Could you print every record below exactly as it appears?

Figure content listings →

..............................

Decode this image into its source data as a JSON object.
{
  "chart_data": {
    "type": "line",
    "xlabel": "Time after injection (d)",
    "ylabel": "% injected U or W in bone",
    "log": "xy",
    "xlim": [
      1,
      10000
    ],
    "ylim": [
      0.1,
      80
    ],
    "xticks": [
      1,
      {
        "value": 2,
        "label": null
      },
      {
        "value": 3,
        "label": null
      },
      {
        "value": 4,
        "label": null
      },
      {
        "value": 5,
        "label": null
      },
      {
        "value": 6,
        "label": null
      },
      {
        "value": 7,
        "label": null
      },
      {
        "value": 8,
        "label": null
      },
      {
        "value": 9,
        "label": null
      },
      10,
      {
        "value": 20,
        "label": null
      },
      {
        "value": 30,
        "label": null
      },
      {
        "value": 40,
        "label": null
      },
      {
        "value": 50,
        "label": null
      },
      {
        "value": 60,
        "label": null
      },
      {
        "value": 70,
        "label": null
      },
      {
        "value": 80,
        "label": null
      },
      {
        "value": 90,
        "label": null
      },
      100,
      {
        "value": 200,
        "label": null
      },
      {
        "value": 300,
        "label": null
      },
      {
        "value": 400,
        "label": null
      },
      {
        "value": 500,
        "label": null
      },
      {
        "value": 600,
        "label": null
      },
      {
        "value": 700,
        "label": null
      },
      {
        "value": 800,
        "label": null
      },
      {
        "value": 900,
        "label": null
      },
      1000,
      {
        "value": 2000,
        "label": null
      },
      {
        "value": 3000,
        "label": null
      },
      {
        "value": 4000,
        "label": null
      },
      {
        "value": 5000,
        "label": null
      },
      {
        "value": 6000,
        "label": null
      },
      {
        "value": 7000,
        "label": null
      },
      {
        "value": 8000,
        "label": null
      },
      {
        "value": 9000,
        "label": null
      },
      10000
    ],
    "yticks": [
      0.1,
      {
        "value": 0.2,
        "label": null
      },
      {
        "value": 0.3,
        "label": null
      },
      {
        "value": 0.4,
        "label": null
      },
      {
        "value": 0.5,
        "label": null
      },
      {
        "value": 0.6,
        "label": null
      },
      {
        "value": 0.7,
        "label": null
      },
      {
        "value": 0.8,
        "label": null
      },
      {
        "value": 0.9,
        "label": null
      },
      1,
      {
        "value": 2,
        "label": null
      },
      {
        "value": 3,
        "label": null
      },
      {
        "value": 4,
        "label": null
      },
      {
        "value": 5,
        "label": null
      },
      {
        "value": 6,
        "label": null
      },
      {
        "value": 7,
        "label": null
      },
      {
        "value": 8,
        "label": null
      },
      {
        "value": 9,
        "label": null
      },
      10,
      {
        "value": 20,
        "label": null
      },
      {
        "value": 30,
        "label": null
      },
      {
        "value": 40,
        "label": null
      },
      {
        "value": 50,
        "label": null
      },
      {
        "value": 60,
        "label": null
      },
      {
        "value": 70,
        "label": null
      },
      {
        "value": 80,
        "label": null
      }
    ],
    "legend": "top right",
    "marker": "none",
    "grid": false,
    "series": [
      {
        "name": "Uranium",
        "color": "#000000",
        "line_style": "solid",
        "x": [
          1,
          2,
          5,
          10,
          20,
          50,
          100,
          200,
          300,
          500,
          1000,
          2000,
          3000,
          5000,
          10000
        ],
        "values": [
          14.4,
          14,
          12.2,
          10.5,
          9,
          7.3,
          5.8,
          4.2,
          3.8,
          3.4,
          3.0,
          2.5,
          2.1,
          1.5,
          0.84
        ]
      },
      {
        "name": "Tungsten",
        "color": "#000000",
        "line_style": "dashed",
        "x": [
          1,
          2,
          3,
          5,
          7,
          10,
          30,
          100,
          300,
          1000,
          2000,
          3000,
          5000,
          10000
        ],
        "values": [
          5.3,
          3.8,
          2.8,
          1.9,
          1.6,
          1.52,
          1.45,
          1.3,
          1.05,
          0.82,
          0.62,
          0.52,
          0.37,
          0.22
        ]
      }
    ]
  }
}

..............................

Task solution →
Decode this image into its source data as a JSON object.
{
  "chart_data": {
    "type": "line",
    "xlabel": "Time after injection (d)",
    "ylabel": "% injected U or W in bone",
    "log": "xy",
    "xlim": [
      1,
      10000
    ],
    "ylim": [
      0.1,
      80
    ],
    "xticks": [
      1,
      {
        "value": 2,
        "label": null
      },
      {
        "value": 3,
        "label": null
      },
      {
        "value": 4,
        "label": null
      },
      {
        "value": 5,
        "label": null
      },
      {
        "value": 6,
        "label": null
      },
      {
        "value": 7,
        "label": null
      },
      {
        "value": 8,
        "label": null
      },
      {
        "value": 9,
        "label": null
      },
      10,
      {
        "value": 20,
        "label": null
      },
      {
        "value": 30,
        "label": null
      },
      {
        "value": 40,
        "label": null
      },
      {
        "value": 50,
        "label": null
      },
      {
        "value": 60,
        "label": null
      },
      {
        "value": 70,
        "label": null
      },
      {
        "value": 80,
        "label": null
      },
      {
        "value": 90,
        "label": null
      },
      100,
      {
        "value": 200,
        "label": null
      },
      {
        "value": 300,
        "label": null
      },
      {
        "value": 400,
        "label": null
      },
      {
        "value": 500,
        "label": null
      },
      {
        "value": 600,
        "label": null
      },
      {
        "value": 700,
        "label": null
      },
      {
        "value": 800,
        "label": null
      },
      {
        "value": 900,
        "label": null
      },
      1000,
      {
        "value": 2000,
        "label": null
      },
      {
        "value": 3000,
        "label": null
      },
      {
        "value": 4000,
        "label": null
      },
      {
        "value": 5000,
        "label": null
      },
      {
        "value": 6000,
        "label": null
      },
      {
        "value": 7000,
        "label": null
      },
      {
        "value": 8000,
        "label": null
      },
      {
        "value": 9000,
        "label": null
      },
      10000
    ],
    "yticks": [
      0.1,
      {
        "value": 0.2,
        "label": null
      },
      {
        "value": 0.3,
        "label": null
      },
      {
        "value": 0.4,
        "label": null
      },
      {
        "value": 0.5,
        "label": null
      },
      {
        "value": 0.6,
        "label": null
      },
      {
        "value": 0.7,
        "label": null
      },
      {
        "value": 0.8,
        "label": null
      },
      {
        "value": 0.9,
        "label": null
      },
      1,
      {
        "value": 2,
        "label": null
      },
      {
        "value": 3,
        "label": null
      },
      {
        "value": 4,
        "label": null
      },
      {
        "value": 5,
        "label": null
      },
      {
        "value": 6,
        "label": null
      },
      {
        "value": 7,
        "label": null
      },
      {
        "value": 8,
        "label": null
      },
      {
        "value": 9,
        "label": null
      },
      10,
      {
        "value": 20,
        "label": null
      },
      {
        "value": 30,
        "label": null
      },
      {
        "value": 40,
        "label": null
      },
      {
        "value": 50,
        "label": null
      },
      {
        "value": 60,
        "label": null
      },
      {
        "value": 70,
        "label": null
      },
      {
        "value": 80,
        "label": null
      }
    ],
    "legend": "top right",
    "marker": "none",
    "grid": false,
    "series": [
      {
        "name": "Uranium",
        "color": "#000000",
        "line_style": "solid",
        "x": [
          1,
          2,
          5,
          10,
          20,
          50,
          100,
          200,
          300,
          500,
          1000,
          2000,
          3000,
          5000,
          10000
        ],
        "values": [
          14.4,
          14,
          12.2,
          10.5,
          9,
          7.3,
          5.8,
          4.2,
          3.8,
          3.4,
          3.0,
          2.5,
          2.1,
          1.5,
          0.84
        ]
      },
      {
        "name": "Tungsten",
        "color": "#000000",
        "line_style": "dashed",
        "x": [
          1,
          2,
          3,
          5,
          7,
          10,
          30,
          100,
          300,
          1000,
          2000,
          3000,
          5000,
          10000
        ],
        "values": [
          5.3,
          3.8,
          2.8,
          1.9,
          1.6,
          1.52,
          1.45,
          1.3,
          1.05,
          0.82,
          0.62,
          0.52,
          0.37,
          0.22
        ]
      }
    ]
  }
}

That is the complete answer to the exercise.